■ Instruction ■
Identify the lines that contain the string "nDevice", then copy each of them.

(Records from a collection)
>>>>

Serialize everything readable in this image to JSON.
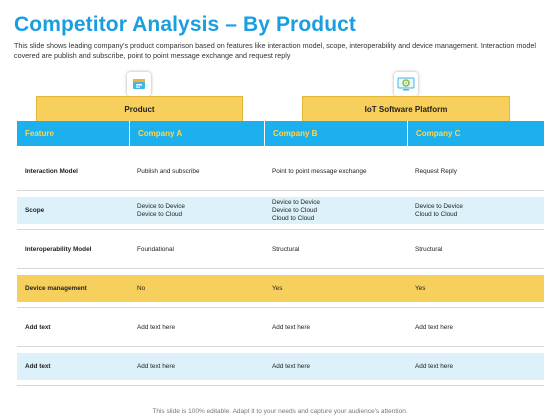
{
  "page": {
    "title": "Competitor Analysis – By Product",
    "subtitle": "This slide shows leading company's product comparison based on features like interaction model, scope, interoperability and device management. Interaction model covered are publish and subscribe, point to point message exchange and request reply",
    "footer": "This slide is 100% editable. Adapt it to your needs and capture your audience's attention."
  },
  "groups": {
    "left": {
      "label": "Product",
      "icon": "product-box-icon"
    },
    "right": {
      "label": "IoT Software Platform",
      "icon": "iot-gear-screen-icon"
    }
  },
  "table": {
    "columns": [
      "Feature",
      "Company A",
      "Company B",
      "Company C"
    ],
    "rows": [
      {
        "feature": "Interaction Model",
        "a": "Publish and subscribe",
        "b": "Point to point message exchange",
        "c": "Request Reply",
        "style": "plain"
      },
      {
        "feature": "Scope",
        "a": "Device to Device\nDevice to Cloud",
        "b": "Device to Device\nDevice to Cloud\nCloud to Cloud",
        "c": "Device to Device\nCloud to Cloud",
        "style": "shade"
      },
      {
        "feature": "Interoperability Model",
        "a": "Foundational",
        "b": "Structural",
        "c": "Structural",
        "style": "plain"
      },
      {
        "feature": "Device management",
        "a": "No",
        "b": "Yes",
        "c": "Yes",
        "style": "highlight"
      },
      {
        "feature": "Add text",
        "a": "Add text here",
        "b": "Add text here",
        "c": "Add text here",
        "style": "plain"
      },
      {
        "feature": "Add text",
        "a": "Add text here",
        "b": "Add text here",
        "c": "Add text here",
        "style": "shade"
      }
    ]
  },
  "colors": {
    "accent_blue": "#1cb0ee",
    "title_blue": "#1a9ee0",
    "header_yellow": "#f7cf5c",
    "header_text": "#ffd54a",
    "row_shade": "#ddf1fa"
  }
}
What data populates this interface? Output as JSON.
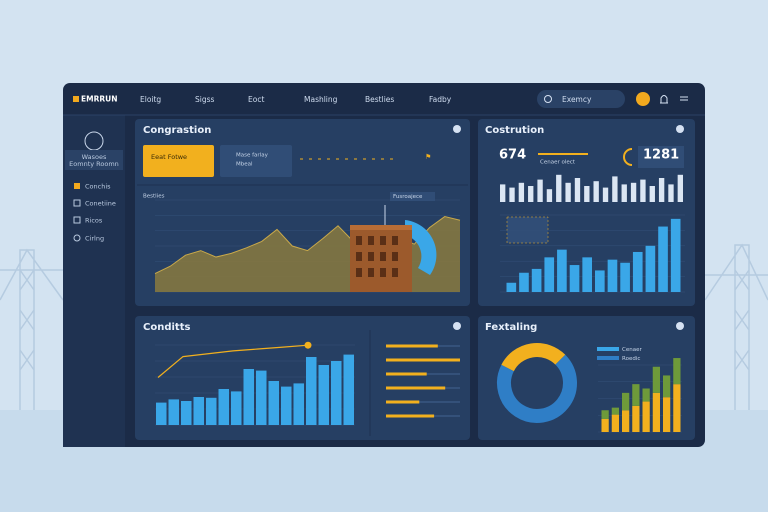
{
  "brand": "EMRRUN",
  "nav": [
    "Eloitg",
    "Sigss",
    "Eoct",
    "Mashling",
    "Bestlies",
    "Fadby"
  ],
  "search": "Exemcy",
  "sidebar": {
    "profile": [
      "Wasoes",
      "Eomnty Roomn"
    ],
    "items": [
      "Conchis",
      "Conetiine",
      "Ricos",
      "Cirlng"
    ]
  },
  "congestion": {
    "title": "Congrastion",
    "alert": "Eeat Fotwe",
    "info": [
      "Mase farlay",
      "Mbeal"
    ],
    "chart_label": "Bestlies",
    "callout": "Fusroajece",
    "color": "#8a7a3e",
    "values": [
      20,
      28,
      40,
      45,
      38,
      42,
      48,
      55,
      68,
      50,
      45,
      58,
      72,
      55,
      40,
      48,
      60,
      52,
      70,
      82,
      78
    ]
  },
  "construction": {
    "title": "Costrution",
    "stat1": "674",
    "stat2": "1281",
    "callout": "Cenaer olect",
    "color": "#3aa7e8",
    "spark": [
      55,
      45,
      60,
      50,
      70,
      40,
      85,
      60,
      75,
      50,
      65,
      45,
      80,
      55,
      60,
      70,
      50,
      75,
      55,
      85
    ],
    "bars": [
      12,
      25,
      30,
      45,
      55,
      35,
      45,
      28,
      42,
      38,
      52,
      60,
      85,
      95
    ]
  },
  "conduits": {
    "title": "Conditts",
    "color": "#3aa7e8",
    "line_color": "#f2b01e",
    "bars": [
      28,
      32,
      30,
      35,
      34,
      45,
      42,
      70,
      68,
      55,
      48,
      52,
      85,
      75,
      80,
      88
    ],
    "line": [
      50,
      72,
      75,
      78,
      80,
      82,
      84
    ],
    "progress": [
      70,
      100,
      55,
      80,
      45,
      65
    ]
  },
  "forecasting": {
    "title": "Fextaling",
    "donut": [
      30,
      70
    ],
    "donut_colors": [
      "#f2b01e",
      "#2f7ec6"
    ],
    "legend": [
      "Cenaer",
      "Roedic"
    ],
    "stack": {
      "a": [
        15,
        20,
        25,
        30,
        35,
        45,
        40,
        55
      ],
      "b": [
        10,
        8,
        20,
        25,
        15,
        30,
        25,
        30
      ]
    },
    "stack_colors": [
      "#f2b01e",
      "#6e9a3a"
    ]
  }
}
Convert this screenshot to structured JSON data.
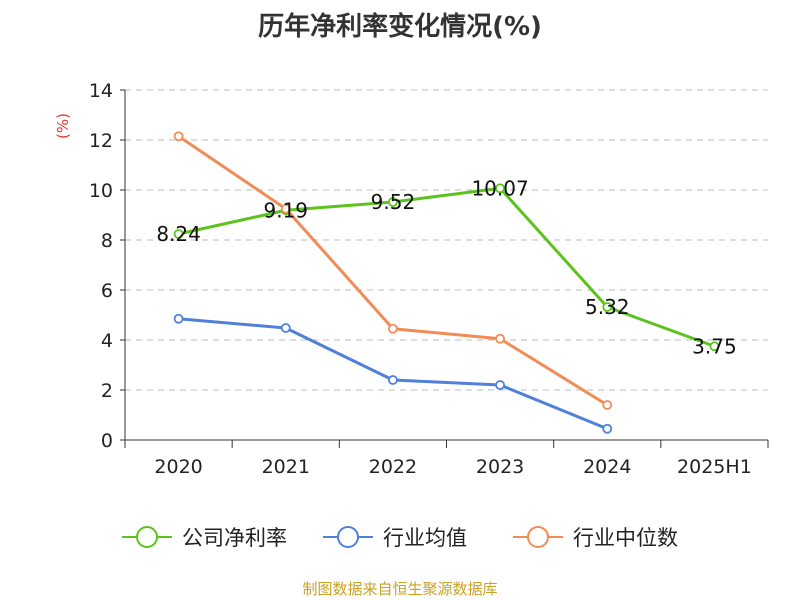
{
  "chart_data": {
    "type": "line",
    "title": "历年净利率变化情况(%)",
    "ylabel": "(%)",
    "xlabel": "",
    "categories": [
      "2020",
      "2021",
      "2022",
      "2023",
      "2024",
      "2025H1"
    ],
    "ylim": [
      0,
      14
    ],
    "yticks": [
      0,
      2,
      4,
      6,
      8,
      10,
      12,
      14
    ],
    "grid": true,
    "legend_position": "bottom",
    "series": [
      {
        "name": "公司净利率",
        "color": "#5cc31e",
        "values": [
          8.24,
          9.19,
          9.52,
          10.07,
          5.32,
          3.75
        ],
        "labels": [
          "8.24",
          "9.19",
          "9.52",
          "10.07",
          "5.32",
          "3.75"
        ]
      },
      {
        "name": "行业均值",
        "color": "#4f81d9",
        "values": [
          4.85,
          4.48,
          2.4,
          2.2,
          0.45,
          null
        ]
      },
      {
        "name": "行业中位数",
        "color": "#f28c57",
        "values": [
          12.15,
          9.25,
          4.45,
          4.05,
          1.4,
          null
        ]
      }
    ]
  },
  "footer": {
    "source": "制图数据来自恒生聚源数据库"
  }
}
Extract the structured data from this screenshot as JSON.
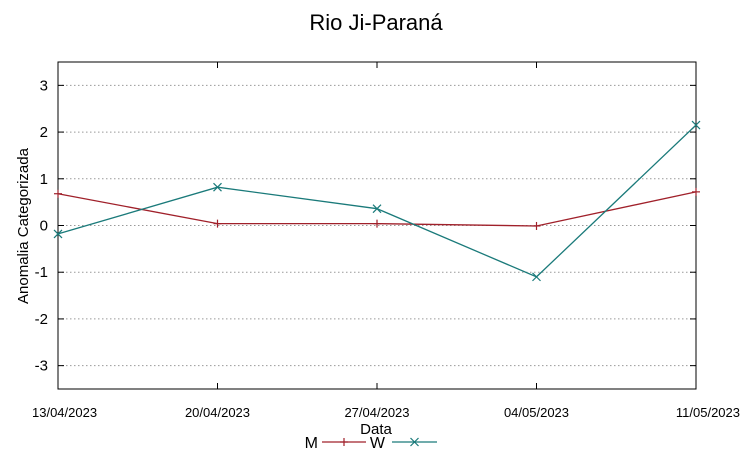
{
  "chart_data": {
    "type": "line",
    "title": "Rio Ji-Paraná",
    "xlabel": "Data",
    "ylabel": "Anomalia Categorizada",
    "categories": [
      "13/04/2023",
      "20/04/2023",
      "27/04/2023",
      "04/05/2023",
      "11/05/2023"
    ],
    "ylim": [
      -3.5,
      3.5
    ],
    "yticks": [
      -3,
      -2,
      -1,
      0,
      1,
      2,
      3
    ],
    "grid": "horizontal dotted",
    "legend_position": "bottom-center",
    "series": [
      {
        "name": "M",
        "values": [
          0.68,
          0.04,
          0.04,
          -0.01,
          0.72
        ],
        "color": "#a0202a",
        "marker": "plus"
      },
      {
        "name": "W",
        "values": [
          -0.18,
          0.82,
          0.36,
          -1.1,
          2.15
        ],
        "color": "#1a7a7a",
        "marker": "cross"
      }
    ]
  }
}
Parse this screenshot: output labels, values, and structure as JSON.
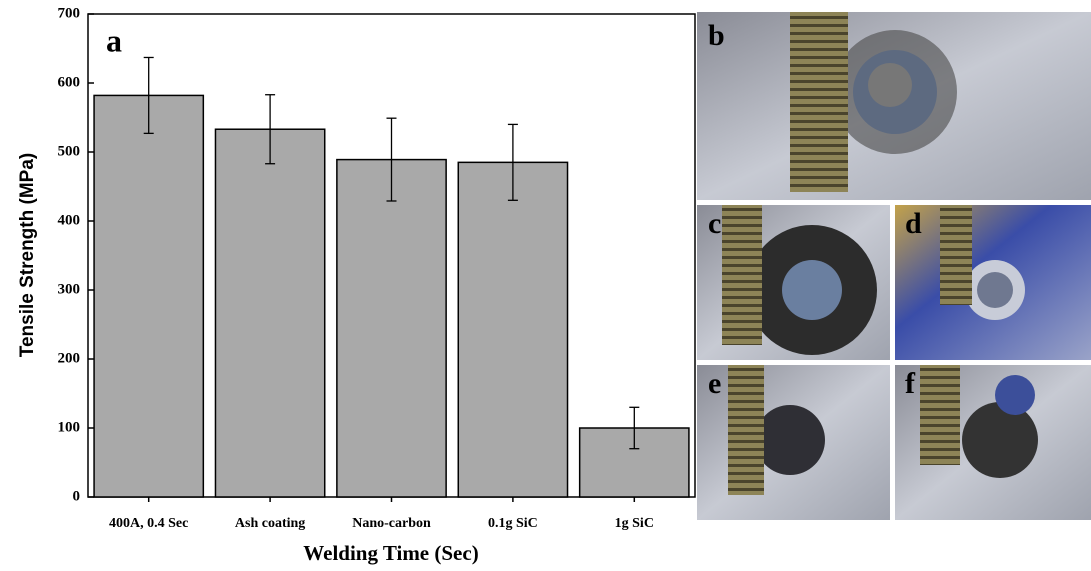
{
  "chart_data": {
    "type": "bar",
    "panel_label": "a",
    "x_label": "Welding Time (Sec)",
    "y_label": "Tensile Strength (MPa)",
    "categories": [
      "400A, 0.4 Sec",
      "Ash coating",
      "Nano-carbon",
      "0.1g SiC",
      "1g SiC"
    ],
    "values": [
      582,
      533,
      489,
      485,
      100
    ],
    "errors": [
      55,
      50,
      60,
      55,
      30
    ],
    "color": "#a9a9a9",
    "ylim": [
      0,
      700
    ],
    "yticks": [
      0,
      100,
      200,
      300,
      400,
      500,
      600,
      700
    ],
    "grid": false,
    "photo_labels": [
      "b",
      "c",
      "d",
      "e",
      "f"
    ]
  }
}
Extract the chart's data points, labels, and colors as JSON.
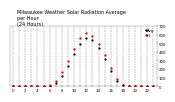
{
  "title": "Milwaukee Weather Solar Radiation Average\nper Hour\n(24 Hours)",
  "hours": [
    0,
    1,
    2,
    3,
    4,
    5,
    6,
    7,
    8,
    9,
    10,
    11,
    12,
    13,
    14,
    15,
    16,
    17,
    18,
    19,
    20,
    21,
    22,
    23
  ],
  "series1_values": [
    0,
    0,
    0,
    0,
    0,
    0,
    5,
    35,
    120,
    240,
    370,
    490,
    560,
    540,
    450,
    320,
    180,
    65,
    10,
    0,
    0,
    0,
    0,
    0
  ],
  "series1_color": "#000000",
  "series1_label": "Avg",
  "series2_values": [
    0,
    0,
    0,
    0,
    0,
    2,
    12,
    60,
    160,
    290,
    430,
    560,
    620,
    590,
    490,
    360,
    210,
    85,
    18,
    2,
    0,
    0,
    0,
    0
  ],
  "series2_color": "#cc0000",
  "series2_label": "Hi",
  "ylim": [
    0,
    700
  ],
  "xlim": [
    -0.5,
    23.5
  ],
  "yticks": [
    0,
    100,
    200,
    300,
    400,
    500,
    600,
    700
  ],
  "xtick_labels": [
    "0",
    "",
    "2",
    "",
    "4",
    "",
    "6",
    "",
    "8",
    "",
    "10",
    "",
    "12",
    "",
    "14",
    "",
    "16",
    "",
    "18",
    "",
    "20",
    "",
    "22",
    ""
  ],
  "xticks": [
    0,
    1,
    2,
    3,
    4,
    5,
    6,
    7,
    8,
    9,
    10,
    11,
    12,
    13,
    14,
    15,
    16,
    17,
    18,
    19,
    20,
    21,
    22,
    23
  ],
  "background_color": "#ffffff",
  "grid_color": "#888888",
  "title_fontsize": 3.5,
  "tick_fontsize": 2.8,
  "legend_fontsize": 2.8,
  "marker_size": 1.2,
  "grid_linestyle": "--",
  "grid_linewidth": 0.35
}
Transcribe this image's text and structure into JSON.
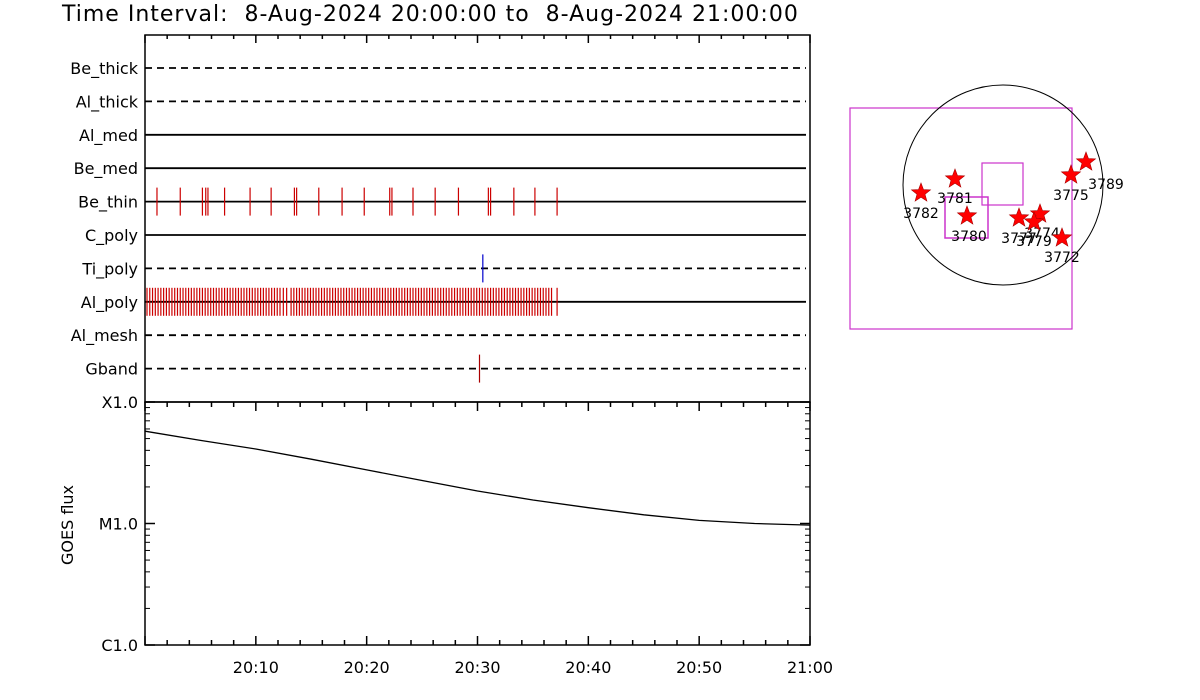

<<<<

■ Exercise output ■
        "a": "Device to Device\nDevice to Cloud",
        "b": "Device to Device\nDevice to Cloud\nCloud to Cloud",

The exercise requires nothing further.